>> BEGIN Listed records

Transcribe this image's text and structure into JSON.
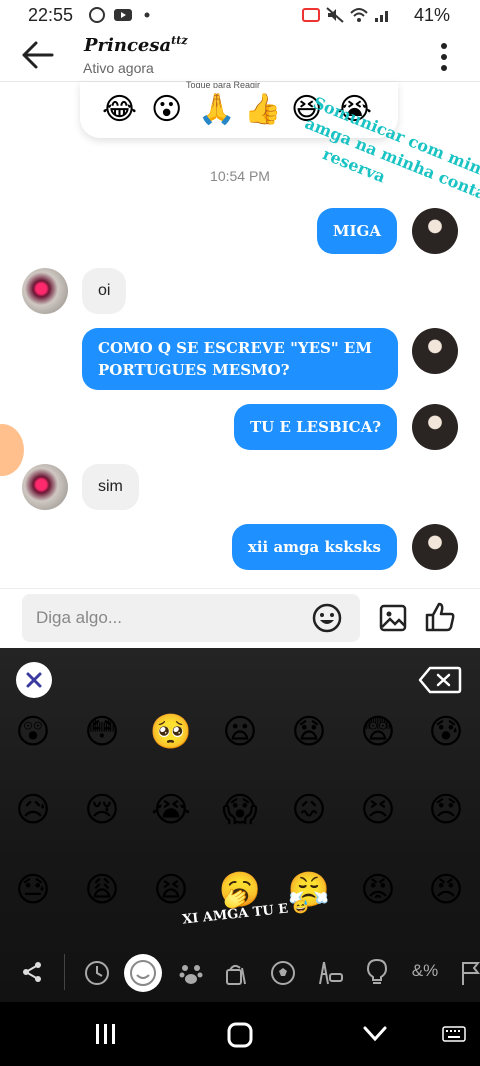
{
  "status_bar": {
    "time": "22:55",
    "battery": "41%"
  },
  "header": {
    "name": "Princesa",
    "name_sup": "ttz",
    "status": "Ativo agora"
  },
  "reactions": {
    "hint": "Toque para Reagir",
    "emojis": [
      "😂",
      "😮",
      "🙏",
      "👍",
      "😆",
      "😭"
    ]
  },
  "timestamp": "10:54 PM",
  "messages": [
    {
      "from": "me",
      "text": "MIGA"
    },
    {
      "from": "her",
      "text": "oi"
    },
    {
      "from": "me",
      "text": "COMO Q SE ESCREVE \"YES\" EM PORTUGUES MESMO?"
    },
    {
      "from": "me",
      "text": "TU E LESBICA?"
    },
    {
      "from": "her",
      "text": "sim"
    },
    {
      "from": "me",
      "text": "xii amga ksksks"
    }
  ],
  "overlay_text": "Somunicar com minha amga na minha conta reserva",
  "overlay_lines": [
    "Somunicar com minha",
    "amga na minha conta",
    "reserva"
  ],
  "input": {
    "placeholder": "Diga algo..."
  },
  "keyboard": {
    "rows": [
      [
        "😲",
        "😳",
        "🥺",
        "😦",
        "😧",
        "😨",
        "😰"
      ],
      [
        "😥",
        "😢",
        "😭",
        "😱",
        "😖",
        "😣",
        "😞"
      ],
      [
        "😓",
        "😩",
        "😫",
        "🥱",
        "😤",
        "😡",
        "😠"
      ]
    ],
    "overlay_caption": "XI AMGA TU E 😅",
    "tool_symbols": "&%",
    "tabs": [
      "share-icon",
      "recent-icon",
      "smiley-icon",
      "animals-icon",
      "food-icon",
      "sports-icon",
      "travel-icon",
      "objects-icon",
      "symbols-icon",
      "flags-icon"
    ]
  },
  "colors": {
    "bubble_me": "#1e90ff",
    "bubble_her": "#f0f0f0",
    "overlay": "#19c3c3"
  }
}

>> END Listed records

• [Task statement] Find each line holding the string "minha" and copy it out.

• [Result of this exercise]
  "overlay_text": "Somunicar com minha amga na minha conta reserva",
    "Somunicar com minha",
    "amga na minha conta",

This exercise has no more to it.